= What is needed =
Can you transcribe the data exactly? Leave the pictures out.

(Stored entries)

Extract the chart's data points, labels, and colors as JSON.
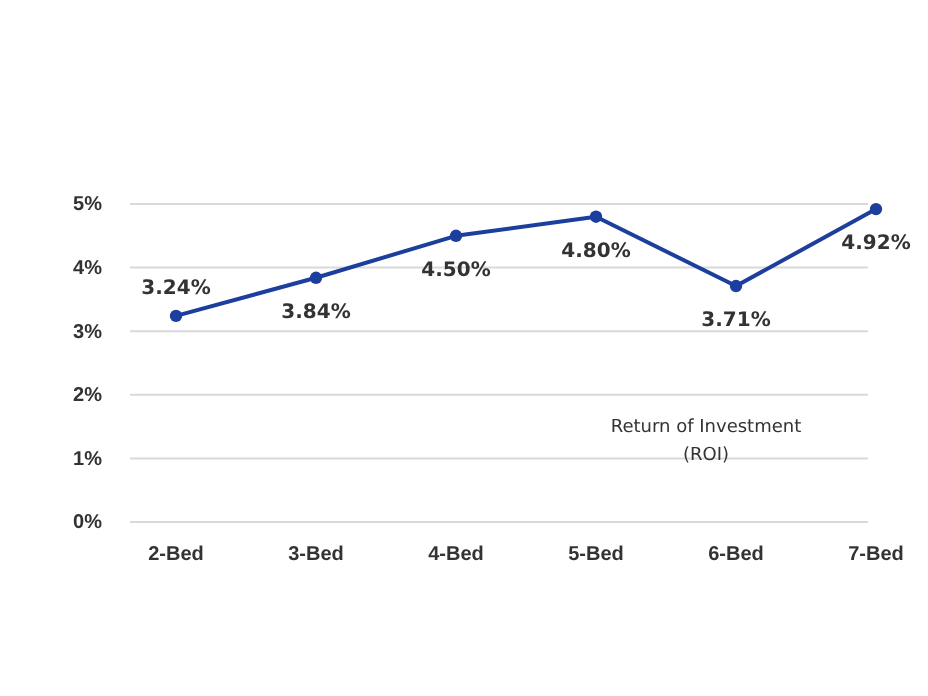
{
  "chart_data": {
    "type": "line",
    "categories": [
      "2-Bed",
      "3-Bed",
      "4-Bed",
      "5-Bed",
      "6-Bed",
      "7-Bed"
    ],
    "series": [
      {
        "name": "Return of Investment (ROI)",
        "color": "#1c3f9e",
        "values": [
          3.24,
          3.84,
          4.5,
          4.8,
          3.71,
          4.92
        ],
        "value_labels": [
          "3.24%",
          "3.84%",
          "4.50%",
          "4.80%",
          "3.71%",
          "4.92%"
        ]
      }
    ],
    "ylim": [
      0,
      5
    ],
    "yticks": [
      {
        "value": 0,
        "label": "0%"
      },
      {
        "value": 1,
        "label": "1%"
      },
      {
        "value": 2,
        "label": "2%"
      },
      {
        "value": 3,
        "label": "3%"
      },
      {
        "value": 4,
        "label": "4%"
      },
      {
        "value": 5,
        "label": "5%"
      }
    ],
    "grid": "y",
    "marker": "circle",
    "line_style": "solid",
    "legend": "right"
  }
}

= Task response =
Extract the chart's data points, labels, and colors as JSON.
{
  "chart_data": {
    "type": "line",
    "categories": [
      "2-Bed",
      "3-Bed",
      "4-Bed",
      "5-Bed",
      "6-Bed",
      "7-Bed"
    ],
    "series": [
      {
        "name": "Return of Investment (ROI)",
        "color": "#1c3f9e",
        "values": [
          3.24,
          3.84,
          4.5,
          4.8,
          3.71,
          4.92
        ],
        "value_labels": [
          "3.24%",
          "3.84%",
          "4.50%",
          "4.80%",
          "3.71%",
          "4.92%"
        ]
      }
    ],
    "ylim": [
      0,
      5
    ],
    "yticks": [
      {
        "value": 0,
        "label": "0%"
      },
      {
        "value": 1,
        "label": "1%"
      },
      {
        "value": 2,
        "label": "2%"
      },
      {
        "value": 3,
        "label": "3%"
      },
      {
        "value": 4,
        "label": "4%"
      },
      {
        "value": 5,
        "label": "5%"
      }
    ],
    "grid": "y",
    "marker": "circle",
    "line_style": "solid",
    "legend": "right"
  }
}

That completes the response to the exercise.